▼▼▼

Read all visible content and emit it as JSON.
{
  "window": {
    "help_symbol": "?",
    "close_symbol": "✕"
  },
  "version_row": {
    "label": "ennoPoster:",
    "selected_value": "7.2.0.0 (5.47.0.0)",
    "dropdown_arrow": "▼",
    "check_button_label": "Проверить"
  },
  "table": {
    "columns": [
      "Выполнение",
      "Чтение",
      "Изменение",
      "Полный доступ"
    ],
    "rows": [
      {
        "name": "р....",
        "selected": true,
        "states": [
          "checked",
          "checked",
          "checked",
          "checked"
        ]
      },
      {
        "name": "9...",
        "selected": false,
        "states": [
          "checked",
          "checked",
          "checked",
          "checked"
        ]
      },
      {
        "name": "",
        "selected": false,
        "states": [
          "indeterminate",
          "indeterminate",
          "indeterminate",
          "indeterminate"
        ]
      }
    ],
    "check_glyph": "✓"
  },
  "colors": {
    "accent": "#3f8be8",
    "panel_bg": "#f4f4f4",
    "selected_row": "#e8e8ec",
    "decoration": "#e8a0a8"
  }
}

▲▲▲

**Task directions:**
Set down all of the records shown above once more, exactly.

**Full output:**
Read all visible content and emit it as JSON.
{
  "window": {
    "help_symbol": "?",
    "close_symbol": "✕"
  },
  "version_row": {
    "label": "ennoPoster:",
    "selected_value": "7.2.0.0 (5.47.0.0)",
    "dropdown_arrow": "▼",
    "check_button_label": "Проверить"
  },
  "table": {
    "columns": [
      "Выполнение",
      "Чтение",
      "Изменение",
      "Полный доступ"
    ],
    "rows": [
      {
        "name": "р....",
        "selected": true,
        "states": [
          "checked",
          "checked",
          "checked",
          "checked"
        ]
      },
      {
        "name": "9...",
        "selected": false,
        "states": [
          "checked",
          "checked",
          "checked",
          "checked"
        ]
      },
      {
        "name": "",
        "selected": false,
        "states": [
          "indeterminate",
          "indeterminate",
          "indeterminate",
          "indeterminate"
        ]
      }
    ],
    "check_glyph": "✓"
  },
  "colors": {
    "accent": "#3f8be8",
    "panel_bg": "#f4f4f4",
    "selected_row": "#e8e8ec",
    "decoration": "#e8a0a8"
  }
}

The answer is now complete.